Scan the listing and work out how many lines contain the word "this". Nothing but the number should be given.

§ **Dataset**
● ● ●

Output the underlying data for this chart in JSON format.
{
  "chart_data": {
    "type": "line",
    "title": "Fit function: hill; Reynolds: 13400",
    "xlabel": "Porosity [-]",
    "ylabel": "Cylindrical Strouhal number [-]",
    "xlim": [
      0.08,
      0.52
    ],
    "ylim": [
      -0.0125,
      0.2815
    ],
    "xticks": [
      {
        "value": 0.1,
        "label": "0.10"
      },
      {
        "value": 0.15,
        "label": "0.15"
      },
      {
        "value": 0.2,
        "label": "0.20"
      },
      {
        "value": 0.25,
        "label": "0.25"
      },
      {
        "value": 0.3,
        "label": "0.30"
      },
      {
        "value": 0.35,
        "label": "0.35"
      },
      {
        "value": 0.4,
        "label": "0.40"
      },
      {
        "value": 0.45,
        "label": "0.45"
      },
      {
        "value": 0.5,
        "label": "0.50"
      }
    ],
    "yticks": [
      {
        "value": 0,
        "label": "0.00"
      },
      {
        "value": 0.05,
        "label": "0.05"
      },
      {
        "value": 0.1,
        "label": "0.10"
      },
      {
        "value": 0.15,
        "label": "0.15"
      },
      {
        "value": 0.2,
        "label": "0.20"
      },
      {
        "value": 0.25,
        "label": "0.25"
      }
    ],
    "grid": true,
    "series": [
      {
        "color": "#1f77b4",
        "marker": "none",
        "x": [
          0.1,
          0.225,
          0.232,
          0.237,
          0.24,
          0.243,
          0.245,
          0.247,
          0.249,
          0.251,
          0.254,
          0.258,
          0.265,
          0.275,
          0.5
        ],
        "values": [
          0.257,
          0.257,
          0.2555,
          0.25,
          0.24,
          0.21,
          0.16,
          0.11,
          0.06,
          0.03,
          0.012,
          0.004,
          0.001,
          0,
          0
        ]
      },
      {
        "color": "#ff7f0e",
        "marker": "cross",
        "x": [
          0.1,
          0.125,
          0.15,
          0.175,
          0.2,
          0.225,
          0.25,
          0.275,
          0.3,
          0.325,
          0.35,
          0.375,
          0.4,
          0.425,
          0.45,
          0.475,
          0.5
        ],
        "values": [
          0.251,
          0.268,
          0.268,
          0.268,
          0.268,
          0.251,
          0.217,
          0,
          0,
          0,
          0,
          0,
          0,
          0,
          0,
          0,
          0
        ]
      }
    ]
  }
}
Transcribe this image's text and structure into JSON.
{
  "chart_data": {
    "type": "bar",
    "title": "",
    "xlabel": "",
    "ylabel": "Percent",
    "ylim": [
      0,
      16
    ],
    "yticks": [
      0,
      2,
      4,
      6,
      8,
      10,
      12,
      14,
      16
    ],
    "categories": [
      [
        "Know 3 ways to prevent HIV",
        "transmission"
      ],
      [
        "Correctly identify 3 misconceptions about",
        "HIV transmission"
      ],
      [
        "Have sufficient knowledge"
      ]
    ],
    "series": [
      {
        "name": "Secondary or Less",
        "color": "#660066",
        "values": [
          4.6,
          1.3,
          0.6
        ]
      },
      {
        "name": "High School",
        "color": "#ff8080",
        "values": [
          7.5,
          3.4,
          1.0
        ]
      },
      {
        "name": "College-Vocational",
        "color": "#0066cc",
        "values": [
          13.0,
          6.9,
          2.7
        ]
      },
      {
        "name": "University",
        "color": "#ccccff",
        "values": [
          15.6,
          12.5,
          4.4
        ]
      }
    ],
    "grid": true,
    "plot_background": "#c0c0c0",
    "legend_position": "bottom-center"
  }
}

● ● ●

§ **Exercise solution**
2